_Written instruction:_ Without the images, write out all of the following entries exactly.

Excerpts from a figure dataset
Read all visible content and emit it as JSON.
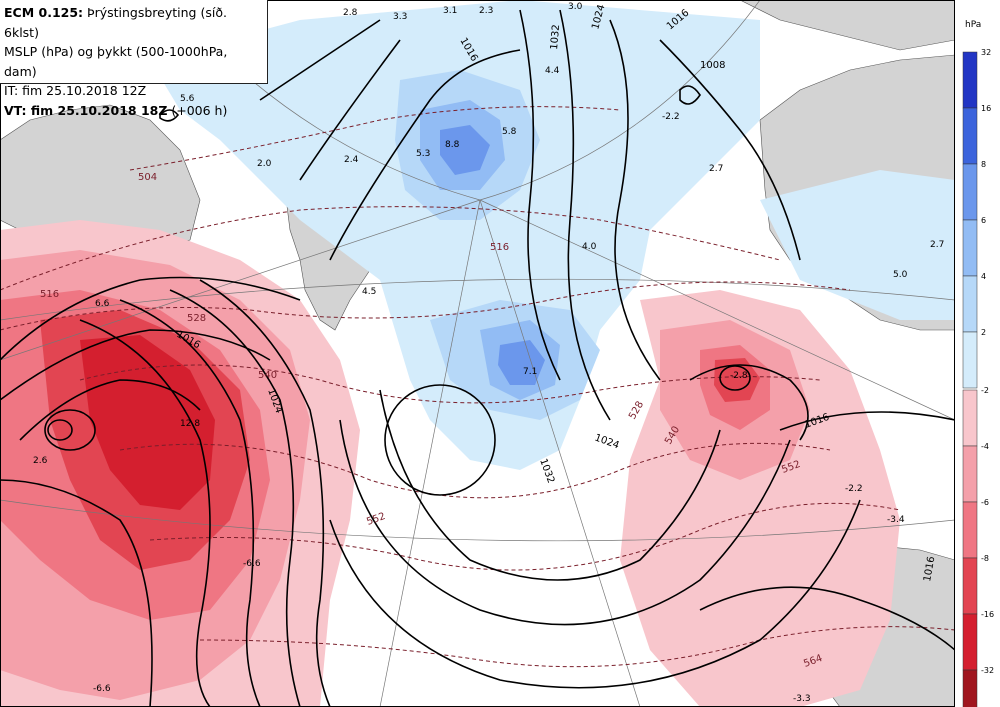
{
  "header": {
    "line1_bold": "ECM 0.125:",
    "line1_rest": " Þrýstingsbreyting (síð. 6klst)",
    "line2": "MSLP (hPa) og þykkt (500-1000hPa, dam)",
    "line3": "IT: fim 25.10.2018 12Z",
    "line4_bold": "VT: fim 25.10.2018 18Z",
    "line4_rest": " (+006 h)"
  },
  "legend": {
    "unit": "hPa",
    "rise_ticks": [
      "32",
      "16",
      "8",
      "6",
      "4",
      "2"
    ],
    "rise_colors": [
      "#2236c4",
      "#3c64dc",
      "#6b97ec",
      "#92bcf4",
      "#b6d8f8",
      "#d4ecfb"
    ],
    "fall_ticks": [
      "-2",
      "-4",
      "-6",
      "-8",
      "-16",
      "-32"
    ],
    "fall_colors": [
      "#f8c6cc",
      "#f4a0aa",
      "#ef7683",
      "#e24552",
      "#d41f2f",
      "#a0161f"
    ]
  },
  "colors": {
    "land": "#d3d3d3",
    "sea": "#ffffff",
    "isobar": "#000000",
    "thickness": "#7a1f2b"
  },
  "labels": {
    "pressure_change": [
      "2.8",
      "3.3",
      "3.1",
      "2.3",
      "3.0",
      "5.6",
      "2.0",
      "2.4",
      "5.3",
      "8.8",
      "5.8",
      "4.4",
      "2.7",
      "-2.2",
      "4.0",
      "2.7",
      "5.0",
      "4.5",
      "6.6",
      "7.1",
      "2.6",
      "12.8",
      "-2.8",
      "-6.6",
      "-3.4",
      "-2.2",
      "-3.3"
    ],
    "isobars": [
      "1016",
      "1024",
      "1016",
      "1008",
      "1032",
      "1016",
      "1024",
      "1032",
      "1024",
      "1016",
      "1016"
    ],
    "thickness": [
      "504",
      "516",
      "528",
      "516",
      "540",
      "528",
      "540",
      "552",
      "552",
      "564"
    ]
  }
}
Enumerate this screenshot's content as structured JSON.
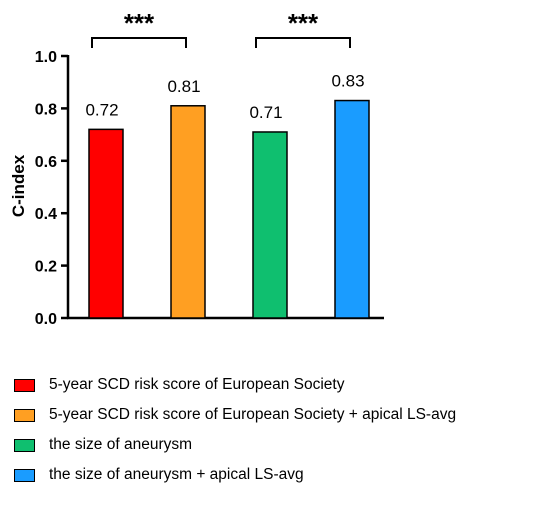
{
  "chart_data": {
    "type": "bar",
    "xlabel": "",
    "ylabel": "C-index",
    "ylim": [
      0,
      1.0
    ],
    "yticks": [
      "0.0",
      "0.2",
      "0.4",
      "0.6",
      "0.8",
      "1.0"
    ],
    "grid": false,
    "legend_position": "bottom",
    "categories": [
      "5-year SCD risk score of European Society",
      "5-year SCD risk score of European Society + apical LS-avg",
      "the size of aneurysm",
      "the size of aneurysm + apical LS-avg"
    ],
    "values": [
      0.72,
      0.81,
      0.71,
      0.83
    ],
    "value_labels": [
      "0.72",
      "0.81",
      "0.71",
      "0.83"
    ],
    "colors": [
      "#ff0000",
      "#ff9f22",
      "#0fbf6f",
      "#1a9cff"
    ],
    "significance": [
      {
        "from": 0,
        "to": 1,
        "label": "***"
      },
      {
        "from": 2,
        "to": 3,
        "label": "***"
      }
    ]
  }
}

_Worked solution:_
Read all visible content and emit it as JSON.
{
  "header": {
    "line1_bold": "ECM 0.125:",
    "line1_rest": " Þrýstingsbreyting (síð. 6klst)",
    "line2": "MSLP (hPa) og þykkt (500-1000hPa, dam)",
    "line3": "IT: fim 25.10.2018 12Z",
    "line4_bold": "VT: fim 25.10.2018 18Z",
    "line4_rest": " (+006 h)"
  },
  "legend": {
    "unit": "hPa",
    "rise_ticks": [
      "32",
      "16",
      "8",
      "6",
      "4",
      "2"
    ],
    "rise_colors": [
      "#2236c4",
      "#3c64dc",
      "#6b97ec",
      "#92bcf4",
      "#b6d8f8",
      "#d4ecfb"
    ],
    "fall_ticks": [
      "-2",
      "-4",
      "-6",
      "-8",
      "-16",
      "-32"
    ],
    "fall_colors": [
      "#f8c6cc",
      "#f4a0aa",
      "#ef7683",
      "#e24552",
      "#d41f2f",
      "#a0161f"
    ]
  },
  "colors": {
    "land": "#d3d3d3",
    "sea": "#ffffff",
    "isobar": "#000000",
    "thickness": "#7a1f2b"
  },
  "labels": {
    "pressure_change": [
      "2.8",
      "3.3",
      "3.1",
      "2.3",
      "3.0",
      "5.6",
      "2.0",
      "2.4",
      "5.3",
      "8.8",
      "5.8",
      "4.4",
      "2.7",
      "-2.2",
      "4.0",
      "2.7",
      "5.0",
      "4.5",
      "6.6",
      "7.1",
      "2.6",
      "12.8",
      "-2.8",
      "-6.6",
      "-3.4",
      "-2.2",
      "-3.3"
    ],
    "isobars": [
      "1016",
      "1024",
      "1016",
      "1008",
      "1032",
      "1016",
      "1024",
      "1032",
      "1024",
      "1016",
      "1016"
    ],
    "thickness": [
      "504",
      "516",
      "528",
      "516",
      "540",
      "528",
      "540",
      "552",
      "552",
      "564"
    ]
  }
}
Enumerate this screenshot's content as structured JSON.
{
  "chart_data": {
    "type": "bar",
    "xlabel": "",
    "ylabel": "C-index",
    "ylim": [
      0,
      1.0
    ],
    "yticks": [
      "0.0",
      "0.2",
      "0.4",
      "0.6",
      "0.8",
      "1.0"
    ],
    "grid": false,
    "legend_position": "bottom",
    "categories": [
      "5-year SCD risk score of European Society",
      "5-year SCD risk score of European Society + apical LS-avg",
      "the size of aneurysm",
      "the size of aneurysm + apical LS-avg"
    ],
    "values": [
      0.72,
      0.81,
      0.71,
      0.83
    ],
    "value_labels": [
      "0.72",
      "0.81",
      "0.71",
      "0.83"
    ],
    "colors": [
      "#ff0000",
      "#ff9f22",
      "#0fbf6f",
      "#1a9cff"
    ],
    "significance": [
      {
        "from": 0,
        "to": 1,
        "label": "***"
      },
      {
        "from": 2,
        "to": 3,
        "label": "***"
      }
    ]
  }
}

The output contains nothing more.